Reproduce the listing below without any change.

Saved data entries

:::::

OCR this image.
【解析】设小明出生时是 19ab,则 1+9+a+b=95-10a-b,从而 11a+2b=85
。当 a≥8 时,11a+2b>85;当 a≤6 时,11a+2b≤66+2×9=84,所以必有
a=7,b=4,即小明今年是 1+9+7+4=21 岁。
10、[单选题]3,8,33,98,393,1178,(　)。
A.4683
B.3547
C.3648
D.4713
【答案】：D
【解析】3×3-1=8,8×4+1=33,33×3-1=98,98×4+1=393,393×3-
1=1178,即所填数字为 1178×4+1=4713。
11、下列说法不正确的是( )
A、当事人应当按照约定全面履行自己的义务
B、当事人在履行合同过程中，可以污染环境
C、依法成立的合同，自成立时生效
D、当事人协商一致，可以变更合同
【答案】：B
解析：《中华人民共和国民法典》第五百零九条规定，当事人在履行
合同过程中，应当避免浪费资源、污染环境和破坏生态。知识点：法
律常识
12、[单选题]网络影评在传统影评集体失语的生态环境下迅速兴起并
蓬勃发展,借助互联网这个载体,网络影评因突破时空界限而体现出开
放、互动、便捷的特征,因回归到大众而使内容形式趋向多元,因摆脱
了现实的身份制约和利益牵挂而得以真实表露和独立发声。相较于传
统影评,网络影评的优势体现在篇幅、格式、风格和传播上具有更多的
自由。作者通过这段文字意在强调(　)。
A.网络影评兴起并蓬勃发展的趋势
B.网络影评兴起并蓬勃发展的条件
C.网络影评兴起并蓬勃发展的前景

:::::

* IN RESPONSE *
OCR this image.
【解析】设小明出生时是 19ab,则 1+9+a+b=95-10a-b,从而 11a+2b=85
。当 a≥8 时,11a+2b>85;当 a≤6 时,11a+2b≤66+2×9=84,所以必有
a=7,b=4,即小明今年是 1+9+7+4=21 岁。
10、[单选题]3,8,33,98,393,1178,(　)。
A.4683
B.3547
C.3648
D.4713
【答案】：D
【解析】3×3-1=8,8×4+1=33,33×3-1=98,98×4+1=393,393×3-
1=1178,即所填数字为 1178×4+1=4713。
11、下列说法不正确的是( )
A、当事人应当按照约定全面履行自己的义务
B、当事人在履行合同过程中，可以污染环境
C、依法成立的合同，自成立时生效
D、当事人协商一致，可以变更合同
【答案】：B
解析：《中华人民共和国民法典》第五百零九条规定，当事人在履行
合同过程中，应当避免浪费资源、污染环境和破坏生态。知识点：法
律常识
12、[单选题]网络影评在传统影评集体失语的生态环境下迅速兴起并
蓬勃发展,借助互联网这个载体,网络影评因突破时空界限而体现出开
放、互动、便捷的特征,因回归到大众而使内容形式趋向多元,因摆脱
了现实的身份制约和利益牵挂而得以真实表露和独立发声。相较于传
统影评,网络影评的优势体现在篇幅、格式、风格和传播上具有更多的
自由。作者通过这段文字意在强调(　)。
A.网络影评兴起并蓬勃发展的趋势
B.网络影评兴起并蓬勃发展的条件
C.网络影评兴起并蓬勃发展的前景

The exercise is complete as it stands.